▶ **Task description**: Without the pictures, give the entries below again exactly as written.
┄┄┄┄┄┄
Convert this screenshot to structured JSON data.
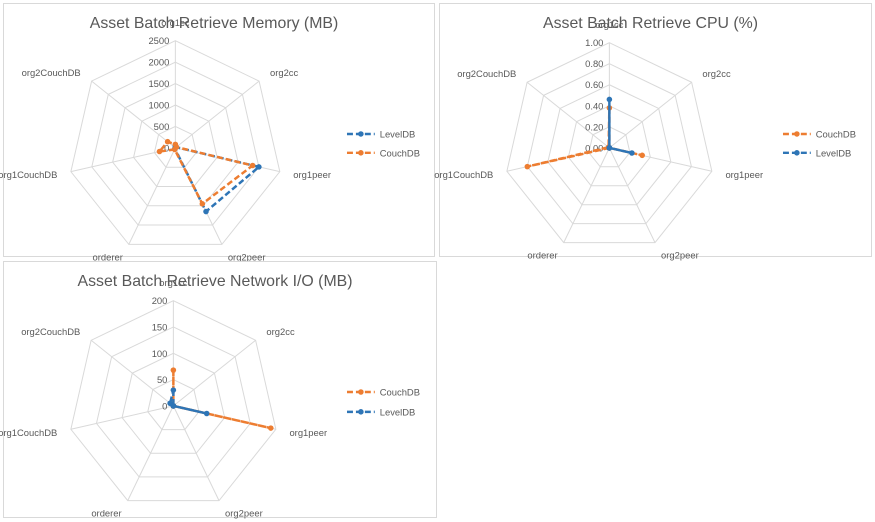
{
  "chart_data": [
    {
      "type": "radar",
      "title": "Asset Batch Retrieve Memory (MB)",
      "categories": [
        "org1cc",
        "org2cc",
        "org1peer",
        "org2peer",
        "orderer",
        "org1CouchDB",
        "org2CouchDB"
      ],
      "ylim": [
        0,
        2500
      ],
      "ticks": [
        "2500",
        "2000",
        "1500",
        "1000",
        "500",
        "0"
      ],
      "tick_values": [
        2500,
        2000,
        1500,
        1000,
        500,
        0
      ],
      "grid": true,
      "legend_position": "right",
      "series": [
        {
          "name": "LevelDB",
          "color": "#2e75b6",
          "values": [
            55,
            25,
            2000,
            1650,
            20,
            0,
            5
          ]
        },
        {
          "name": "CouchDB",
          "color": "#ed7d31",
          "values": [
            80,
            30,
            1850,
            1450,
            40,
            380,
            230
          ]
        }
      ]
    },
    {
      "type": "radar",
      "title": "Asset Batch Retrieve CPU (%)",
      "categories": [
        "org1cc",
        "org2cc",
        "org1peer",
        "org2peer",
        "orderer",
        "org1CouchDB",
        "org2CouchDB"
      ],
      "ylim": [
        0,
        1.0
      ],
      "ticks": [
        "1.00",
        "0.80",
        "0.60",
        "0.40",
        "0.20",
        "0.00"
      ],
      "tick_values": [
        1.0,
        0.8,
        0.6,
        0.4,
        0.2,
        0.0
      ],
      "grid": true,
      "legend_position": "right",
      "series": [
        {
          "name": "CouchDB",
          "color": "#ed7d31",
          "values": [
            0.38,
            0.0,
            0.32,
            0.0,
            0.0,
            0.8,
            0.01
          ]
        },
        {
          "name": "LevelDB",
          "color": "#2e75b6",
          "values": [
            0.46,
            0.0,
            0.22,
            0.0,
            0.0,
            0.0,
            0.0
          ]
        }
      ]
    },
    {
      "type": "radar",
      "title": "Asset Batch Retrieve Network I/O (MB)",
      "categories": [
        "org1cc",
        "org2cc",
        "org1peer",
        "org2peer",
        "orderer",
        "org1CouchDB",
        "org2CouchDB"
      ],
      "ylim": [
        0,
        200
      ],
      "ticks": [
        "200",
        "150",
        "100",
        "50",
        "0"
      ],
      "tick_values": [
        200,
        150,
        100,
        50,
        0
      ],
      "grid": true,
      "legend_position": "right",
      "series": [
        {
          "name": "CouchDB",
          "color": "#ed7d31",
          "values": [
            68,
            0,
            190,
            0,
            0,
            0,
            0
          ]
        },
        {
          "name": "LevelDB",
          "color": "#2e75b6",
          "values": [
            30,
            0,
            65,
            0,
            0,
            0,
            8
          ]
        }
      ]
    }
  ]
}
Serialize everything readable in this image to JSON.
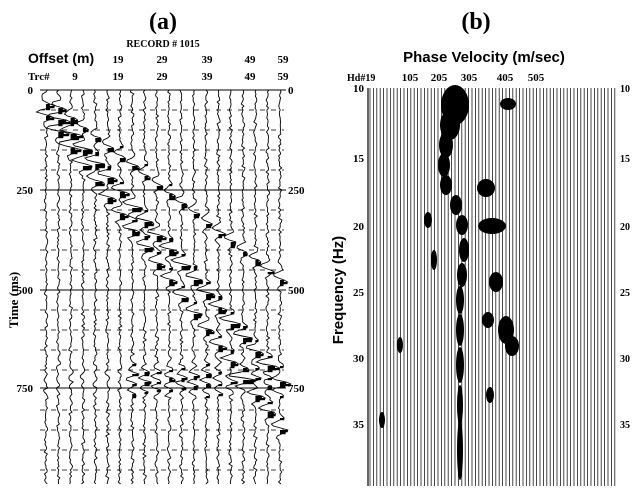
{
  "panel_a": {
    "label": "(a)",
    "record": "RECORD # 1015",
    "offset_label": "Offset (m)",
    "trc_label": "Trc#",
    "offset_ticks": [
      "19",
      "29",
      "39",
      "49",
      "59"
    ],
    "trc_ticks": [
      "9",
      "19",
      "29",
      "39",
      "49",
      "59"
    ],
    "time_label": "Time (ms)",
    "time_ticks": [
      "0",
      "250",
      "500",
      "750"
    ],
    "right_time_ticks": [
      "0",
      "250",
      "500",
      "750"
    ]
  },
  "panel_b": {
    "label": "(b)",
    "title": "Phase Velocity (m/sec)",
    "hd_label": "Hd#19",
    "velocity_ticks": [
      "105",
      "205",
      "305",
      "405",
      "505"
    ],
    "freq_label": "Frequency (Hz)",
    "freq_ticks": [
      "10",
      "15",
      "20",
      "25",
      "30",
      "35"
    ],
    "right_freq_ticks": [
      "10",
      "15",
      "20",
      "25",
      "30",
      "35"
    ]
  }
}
┄┄┄┄┄┄
▶ **Complete answer**:
Convert this screenshot to structured JSON data.
{
  "chart_data": [
    {
      "type": "radar",
      "title": "Asset Batch Retrieve Memory (MB)",
      "categories": [
        "org1cc",
        "org2cc",
        "org1peer",
        "org2peer",
        "orderer",
        "org1CouchDB",
        "org2CouchDB"
      ],
      "ylim": [
        0,
        2500
      ],
      "ticks": [
        "2500",
        "2000",
        "1500",
        "1000",
        "500",
        "0"
      ],
      "tick_values": [
        2500,
        2000,
        1500,
        1000,
        500,
        0
      ],
      "grid": true,
      "legend_position": "right",
      "series": [
        {
          "name": "LevelDB",
          "color": "#2e75b6",
          "values": [
            55,
            25,
            2000,
            1650,
            20,
            0,
            5
          ]
        },
        {
          "name": "CouchDB",
          "color": "#ed7d31",
          "values": [
            80,
            30,
            1850,
            1450,
            40,
            380,
            230
          ]
        }
      ]
    },
    {
      "type": "radar",
      "title": "Asset Batch Retrieve CPU (%)",
      "categories": [
        "org1cc",
        "org2cc",
        "org1peer",
        "org2peer",
        "orderer",
        "org1CouchDB",
        "org2CouchDB"
      ],
      "ylim": [
        0,
        1.0
      ],
      "ticks": [
        "1.00",
        "0.80",
        "0.60",
        "0.40",
        "0.20",
        "0.00"
      ],
      "tick_values": [
        1.0,
        0.8,
        0.6,
        0.4,
        0.2,
        0.0
      ],
      "grid": true,
      "legend_position": "right",
      "series": [
        {
          "name": "CouchDB",
          "color": "#ed7d31",
          "values": [
            0.38,
            0.0,
            0.32,
            0.0,
            0.0,
            0.8,
            0.01
          ]
        },
        {
          "name": "LevelDB",
          "color": "#2e75b6",
          "values": [
            0.46,
            0.0,
            0.22,
            0.0,
            0.0,
            0.0,
            0.0
          ]
        }
      ]
    },
    {
      "type": "radar",
      "title": "Asset Batch Retrieve Network I/O (MB)",
      "categories": [
        "org1cc",
        "org2cc",
        "org1peer",
        "org2peer",
        "orderer",
        "org1CouchDB",
        "org2CouchDB"
      ],
      "ylim": [
        0,
        200
      ],
      "ticks": [
        "200",
        "150",
        "100",
        "50",
        "0"
      ],
      "tick_values": [
        200,
        150,
        100,
        50,
        0
      ],
      "grid": true,
      "legend_position": "right",
      "series": [
        {
          "name": "CouchDB",
          "color": "#ed7d31",
          "values": [
            68,
            0,
            190,
            0,
            0,
            0,
            0
          ]
        },
        {
          "name": "LevelDB",
          "color": "#2e75b6",
          "values": [
            30,
            0,
            65,
            0,
            0,
            0,
            8
          ]
        }
      ]
    }
  ]
}
Serialize everything readable in this image to JSON.
{
  "panel_a": {
    "label": "(a)",
    "record": "RECORD # 1015",
    "offset_label": "Offset (m)",
    "trc_label": "Trc#",
    "offset_ticks": [
      "19",
      "29",
      "39",
      "49",
      "59"
    ],
    "trc_ticks": [
      "9",
      "19",
      "29",
      "39",
      "49",
      "59"
    ],
    "time_label": "Time (ms)",
    "time_ticks": [
      "0",
      "250",
      "500",
      "750"
    ],
    "right_time_ticks": [
      "0",
      "250",
      "500",
      "750"
    ]
  },
  "panel_b": {
    "label": "(b)",
    "title": "Phase Velocity (m/sec)",
    "hd_label": "Hd#19",
    "velocity_ticks": [
      "105",
      "205",
      "305",
      "405",
      "505"
    ],
    "freq_label": "Frequency (Hz)",
    "freq_ticks": [
      "10",
      "15",
      "20",
      "25",
      "30",
      "35"
    ],
    "right_freq_ticks": [
      "10",
      "15",
      "20",
      "25",
      "30",
      "35"
    ]
  }
}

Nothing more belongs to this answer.